- Set task
Lines that hold the word "dadas" should be located and copied.

* START Material for this task *

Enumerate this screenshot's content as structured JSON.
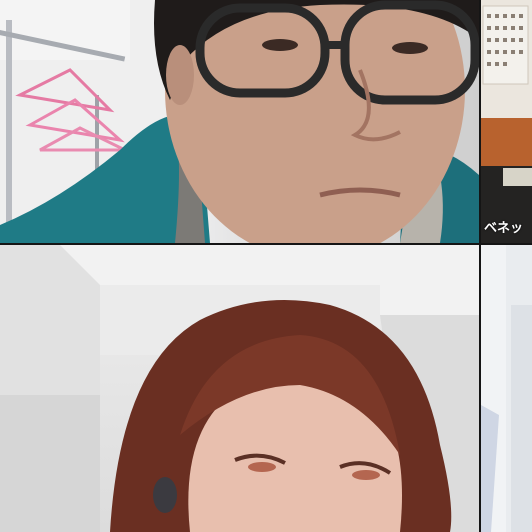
{
  "meeting": {
    "participants": [
      {
        "name_tag": ""
      },
      {
        "name_tag": "ベネッ"
      },
      {
        "name_tag": ""
      },
      {
        "name_tag": ""
      }
    ]
  },
  "colors": {
    "tile_gap": "#151515",
    "name_tag_text": "#ffffff"
  }
}
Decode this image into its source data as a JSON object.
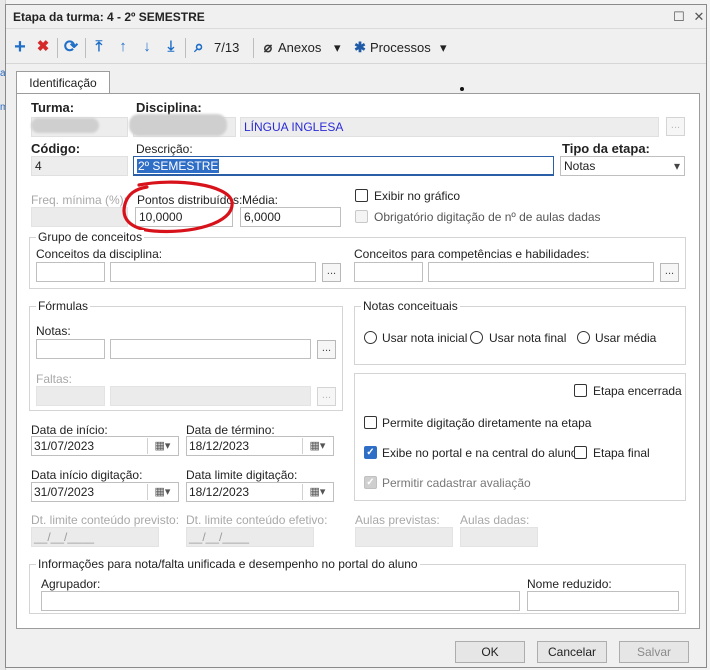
{
  "window": {
    "title": "Etapa da turma: 4 - 2º SEMESTRE",
    "maximize_symbol": "☐",
    "close_symbol": "✕"
  },
  "toolbar": {
    "add_icon": "+",
    "delete_icon": "✖",
    "refresh_icon": "⟳",
    "first_icon": "⤒",
    "prev_icon": "↑",
    "next_icon": "↓",
    "last_icon": "⤓",
    "search_icon": "⌕",
    "record_counter": "7/13",
    "attach_icon": "⌀",
    "attachments_label": "Anexos",
    "process_icon": "✱",
    "processes_label": "Processos",
    "dropdown_arrow": "▾"
  },
  "tab": {
    "label": "Identificação"
  },
  "form": {
    "turma_label": "Turma:",
    "disciplina_label": "Disciplina:",
    "disciplina_value": "LÍNGUA INGLESA",
    "codigo_label": "Código:",
    "codigo_value": "4",
    "descricao_label": "Descrição:",
    "descricao_value": "2º SEMESTRE",
    "tipo_etapa_label": "Tipo da etapa:",
    "tipo_etapa_value": "Notas",
    "freq_minima_label": "Freq. mínima (%):",
    "pontos_label": "Pontos distribuídos:",
    "pontos_value": "10,0000",
    "media_label": "Média:",
    "media_value": "6,0000",
    "exibir_grafico_label": "Exibir no gráfico",
    "obrigatorio_label": "Obrigatório digitação de nº de aulas dadas",
    "grupo_conceitos_title": "Grupo de conceitos",
    "conceitos_disciplina_label": "Conceitos da disciplina:",
    "conceitos_competencias_label": "Conceitos para competências e habilidades:",
    "formulas_title": "Fórmulas",
    "notas_label": "Notas:",
    "faltas_label": "Faltas:",
    "notas_conceituais_title": "Notas conceituais",
    "usar_nota_inicial": "Usar nota inicial",
    "usar_nota_final": "Usar nota final",
    "usar_media": "Usar média",
    "etapa_encerrada": "Etapa encerrada",
    "permite_digitacao": "Permite digitação diretamente na etapa",
    "exibe_portal": "Exibe no portal e na central do aluno",
    "etapa_final": "Etapa final",
    "permitir_avaliacao": "Permitir cadastrar avaliação",
    "data_inicio_label": "Data de início:",
    "data_inicio_value": "31/07/2023",
    "data_termino_label": "Data de término:",
    "data_termino_value": "18/12/2023",
    "data_inicio_dig_label": "Data início digitação:",
    "data_inicio_dig_value": "31/07/2023",
    "data_limite_dig_label": "Data limite digitação:",
    "data_limite_dig_value": "18/12/2023",
    "dt_limite_previsto_label": "Dt. limite conteúdo previsto:",
    "dt_limite_efetivo_label": "Dt. limite conteúdo efetivo:",
    "empty_date": "__/__/____",
    "aulas_previstas_label": "Aulas previstas:",
    "aulas_dadas_label": "Aulas dadas:",
    "info_group_title": "Informações para nota/falta unificada e desempenho no portal do aluno",
    "agrupador_label": "Agrupador:",
    "nome_reduzido_label": "Nome reduzido:",
    "ellipsis": "...",
    "calendar_icon": "▦▾",
    "check_mark": "✓"
  },
  "buttons": {
    "ok": "OK",
    "cancel": "Cancelar",
    "save": "Salvar"
  },
  "colors": {
    "accent": "#2f6ec6",
    "annotation": "#d8121b",
    "disciplina_text": "#2b2bd8"
  }
}
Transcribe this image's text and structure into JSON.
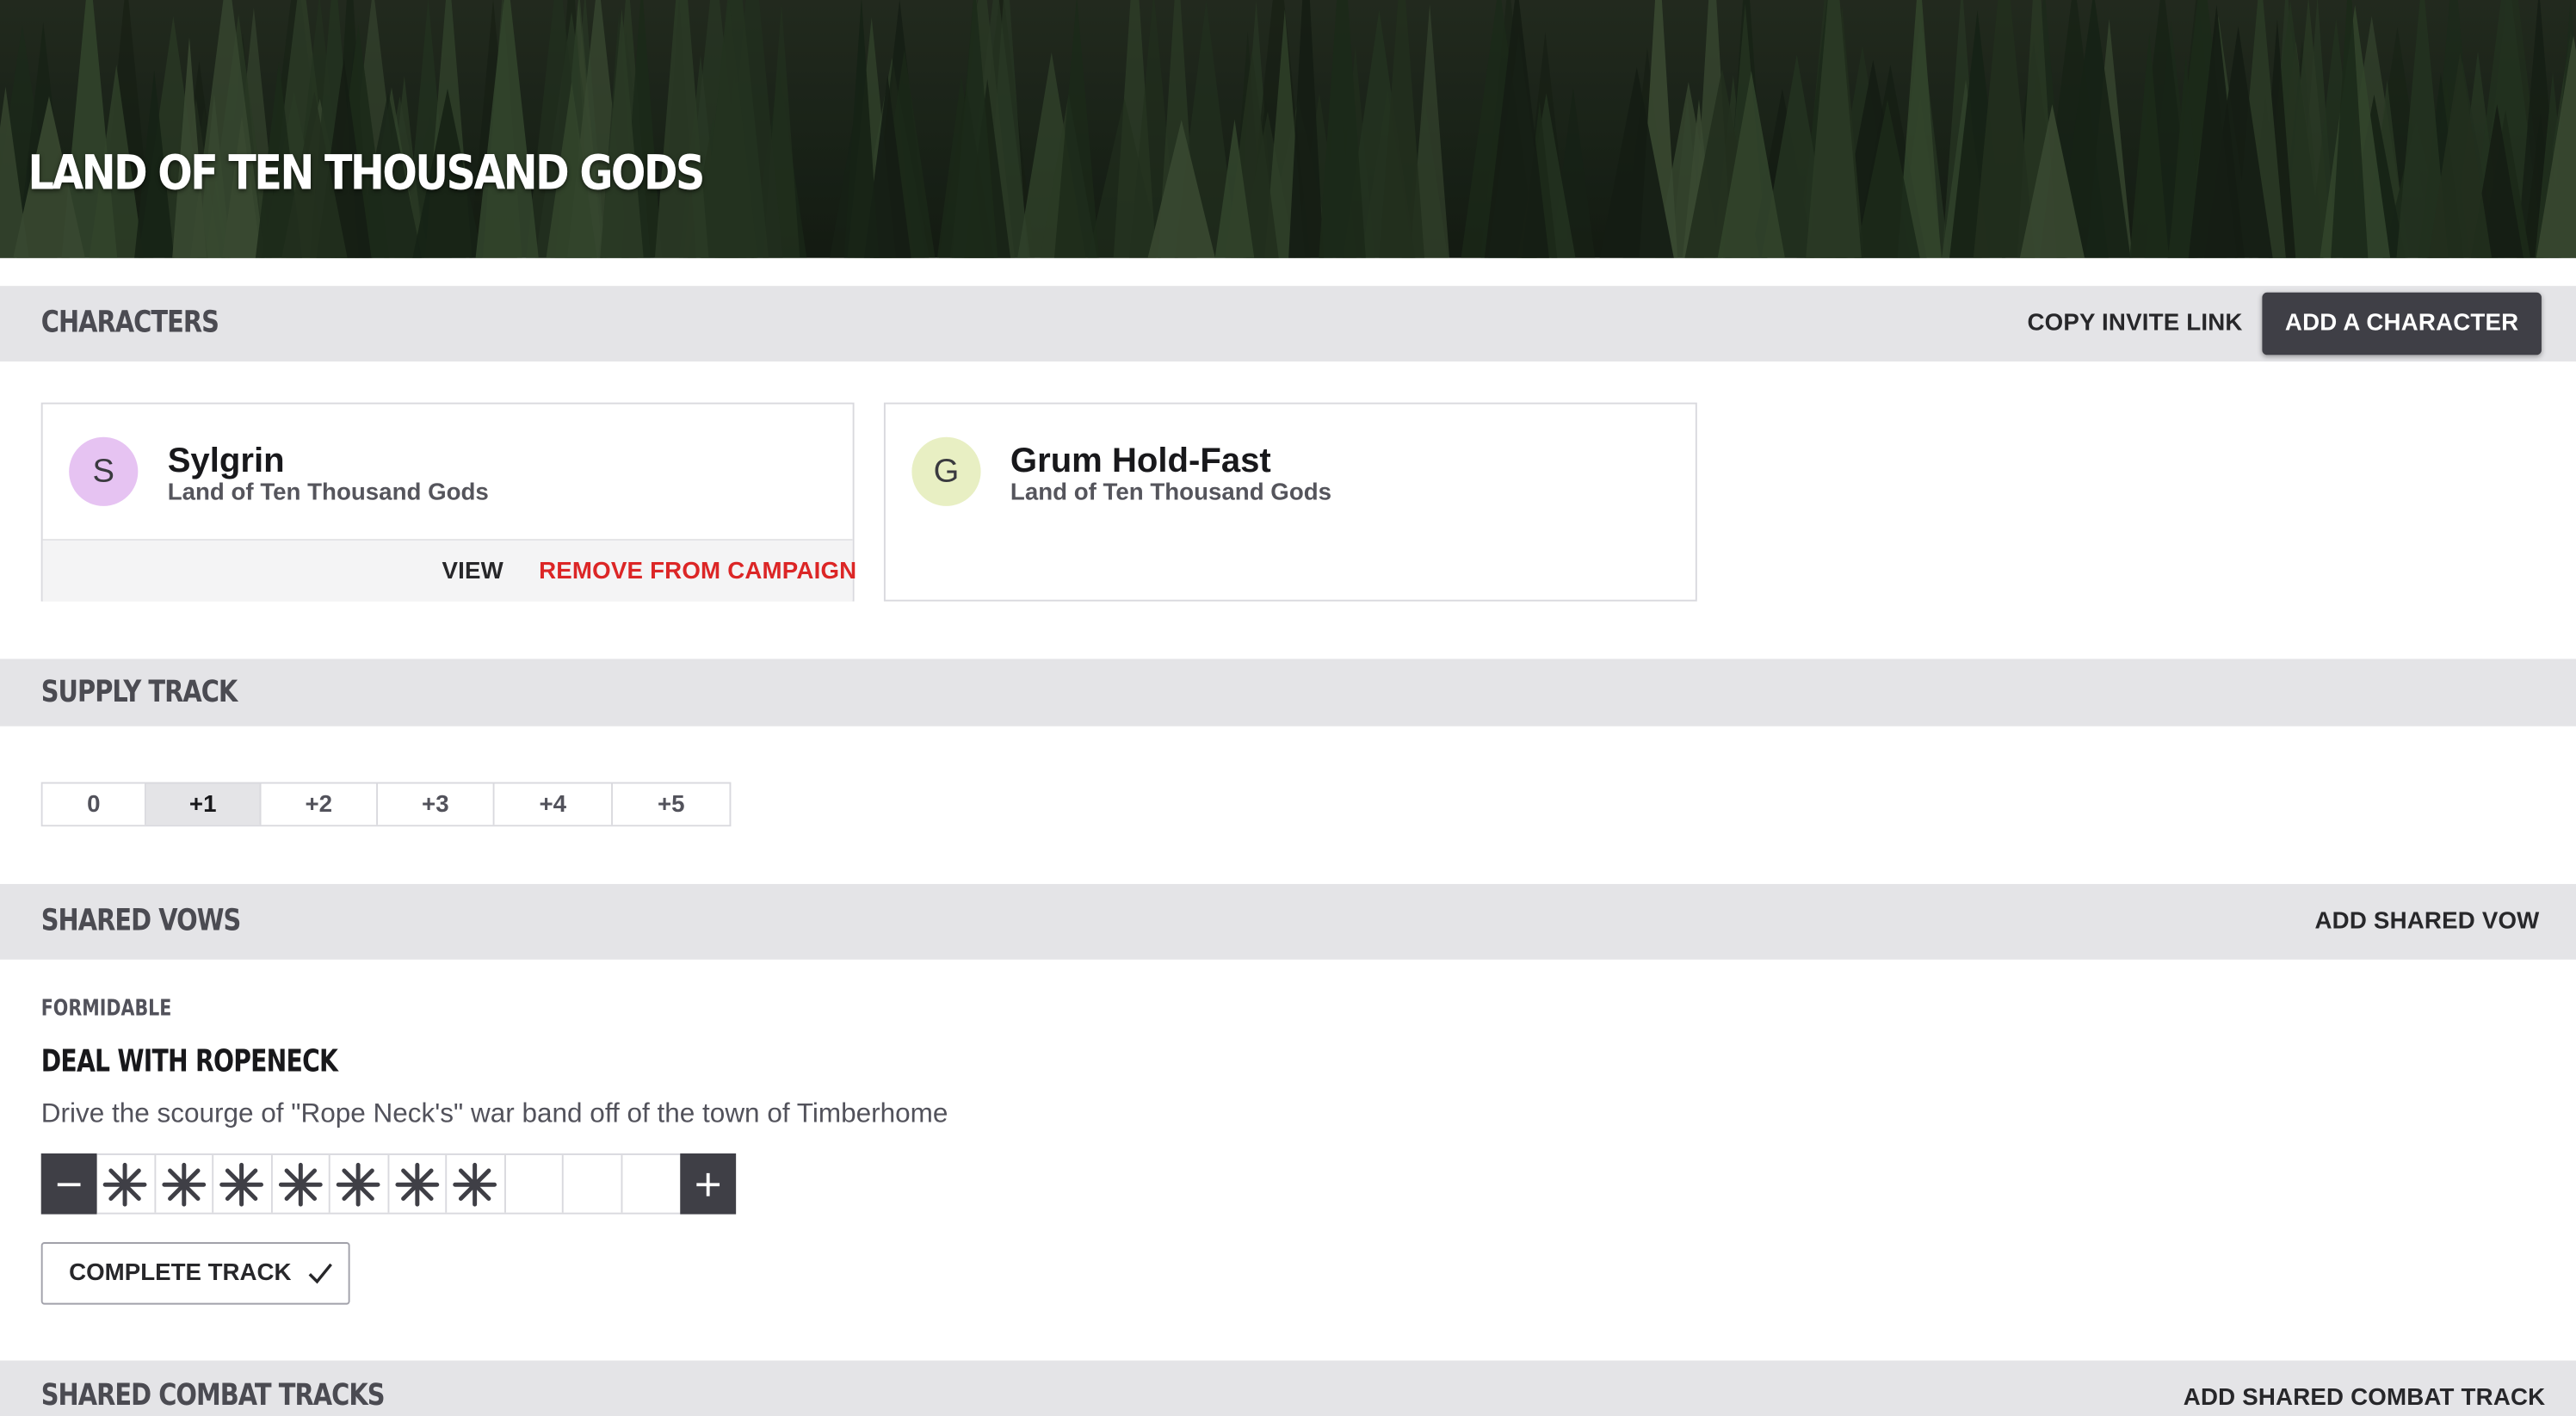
{
  "campaign": {
    "title": "LAND OF TEN THOUSAND GODS"
  },
  "characters_section": {
    "title": "CHARACTERS",
    "copy_invite_label": "COPY INVITE LINK",
    "add_character_label": "ADD A CHARACTER",
    "characters": [
      {
        "initial": "S",
        "name": "Sylgrin",
        "campaign": "Land of Ten Thousand Gods",
        "avatar_color": "#e6c3f2",
        "actions": {
          "view": "VIEW",
          "remove": "REMOVE FROM CAMPAIGN"
        }
      },
      {
        "initial": "G",
        "name": "Grum Hold-Fast",
        "campaign": "Land of Ten Thousand Gods",
        "avatar_color": "#e8efc3"
      }
    ]
  },
  "supply_section": {
    "title": "SUPPLY TRACK",
    "options": [
      "0",
      "+1",
      "+2",
      "+3",
      "+4",
      "+5"
    ],
    "selected": "+1"
  },
  "vows_section": {
    "title": "SHARED VOWS",
    "add_label": "ADD SHARED VOW",
    "vows": [
      {
        "rank": "FORMIDABLE",
        "title": "DEAL WITH ROPENECK",
        "description": "Drive the scourge of \"Rope Neck's\" war band off of the town of Timberhome",
        "progress_boxes_filled": 7,
        "progress_boxes_total": 10,
        "decrement_label": "−",
        "increment_label": "+",
        "complete_label": "COMPLETE TRACK"
      }
    ]
  },
  "combat_section": {
    "title": "SHARED COMBAT TRACKS",
    "add_label": "ADD SHARED COMBAT TRACK"
  },
  "colors": {
    "accent_dark": "#3f3f46",
    "danger": "#dc2626",
    "section_bg": "#e4e4e7"
  }
}
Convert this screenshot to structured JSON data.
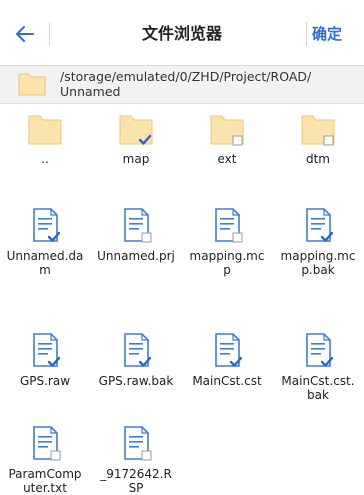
{
  "header": {
    "title": "文件浏览器",
    "ok_label": "确定"
  },
  "path": {
    "line1": "/storage/emulated/0/ZHD/Project/ROAD/",
    "line2": "Unnamed"
  },
  "colors": {
    "accent": "#2f6fce",
    "folder_fill": "#fbe3ae",
    "folder_edge": "#f0c76e",
    "file_edge": "#3d7dd6",
    "check": "#2a66c9"
  },
  "files": [
    {
      "name": "..",
      "type": "folder",
      "mark": "none"
    },
    {
      "name": "map",
      "type": "folder",
      "mark": "check"
    },
    {
      "name": "ext",
      "type": "folder",
      "mark": "box"
    },
    {
      "name": "dtm",
      "type": "folder",
      "mark": "box"
    },
    {
      "name": "Unnamed.dam",
      "type": "file",
      "mark": "check"
    },
    {
      "name": "Unnamed.prj",
      "type": "file",
      "mark": "box"
    },
    {
      "name": "mapping.mcp",
      "type": "file",
      "mark": "box"
    },
    {
      "name": "mapping.mcp.bak",
      "type": "file",
      "mark": "check"
    },
    {
      "name": "GPS.raw",
      "type": "file",
      "mark": "check"
    },
    {
      "name": "GPS.raw.bak",
      "type": "file",
      "mark": "check"
    },
    {
      "name": "MainCst.cst",
      "type": "file",
      "mark": "check"
    },
    {
      "name": "MainCst.cst.bak",
      "type": "file",
      "mark": "check"
    },
    {
      "name": "ParamComputer.txt",
      "type": "file",
      "mark": "box"
    },
    {
      "name": "_9172642.RSP",
      "type": "file",
      "mark": "box"
    }
  ]
}
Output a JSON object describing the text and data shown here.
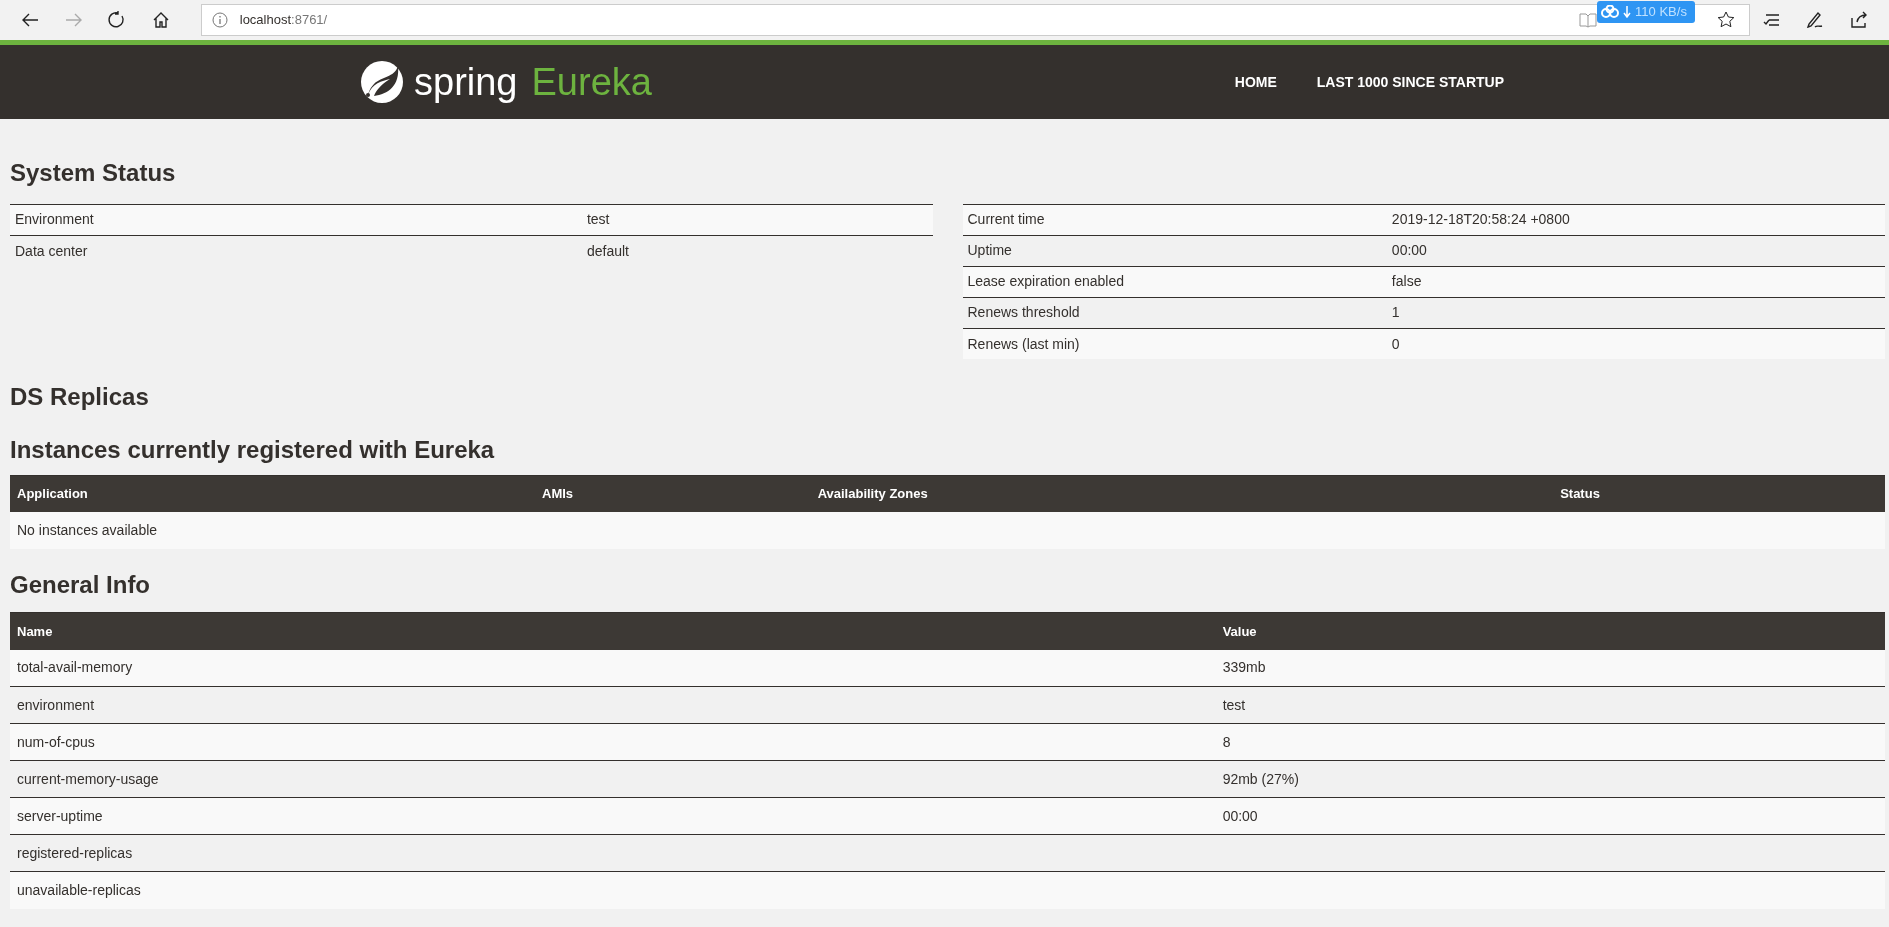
{
  "browser": {
    "back_enabled": true,
    "forward_enabled": false,
    "url_host": "localhost",
    "url_rest": ":8761/",
    "download_speed": "110 KB/s"
  },
  "navbar": {
    "logo_word": "spring",
    "logo_product": "Eureka",
    "links": [
      "HOME",
      "LAST 1000 SINCE STARTUP"
    ]
  },
  "system_status": {
    "title": "System Status",
    "left_rows": [
      {
        "name": "Environment",
        "value": "test"
      },
      {
        "name": "Data center",
        "value": "default"
      }
    ],
    "right_rows": [
      {
        "name": "Current time",
        "value": "2019-12-18T20:58:24 +0800"
      },
      {
        "name": "Uptime",
        "value": "00:00"
      },
      {
        "name": "Lease expiration enabled",
        "value": "false"
      },
      {
        "name": "Renews threshold",
        "value": "1"
      },
      {
        "name": "Renews (last min)",
        "value": "0"
      }
    ]
  },
  "ds_replicas": {
    "title": "DS Replicas"
  },
  "instances": {
    "title": "Instances currently registered with Eureka",
    "columns": [
      "Application",
      "AMIs",
      "Availability Zones",
      "Status"
    ],
    "empty_message": "No instances available"
  },
  "general_info": {
    "title": "General Info",
    "columns": [
      "Name",
      "Value"
    ],
    "rows": [
      {
        "name": "total-avail-memory",
        "value": "339mb"
      },
      {
        "name": "environment",
        "value": "test"
      },
      {
        "name": "num-of-cpus",
        "value": "8"
      },
      {
        "name": "current-memory-usage",
        "value": "92mb (27%)"
      },
      {
        "name": "server-uptime",
        "value": "00:00"
      },
      {
        "name": "registered-replicas"
      },
      {
        "name": "unavailable-replicas"
      }
    ]
  }
}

* END Material for this task *

- Response to the exercise
    "obrigatorio_label": "Obrigatório digitação de nº de aulas dadas",
    "aulas_dadas_label": "Aulas dadas:",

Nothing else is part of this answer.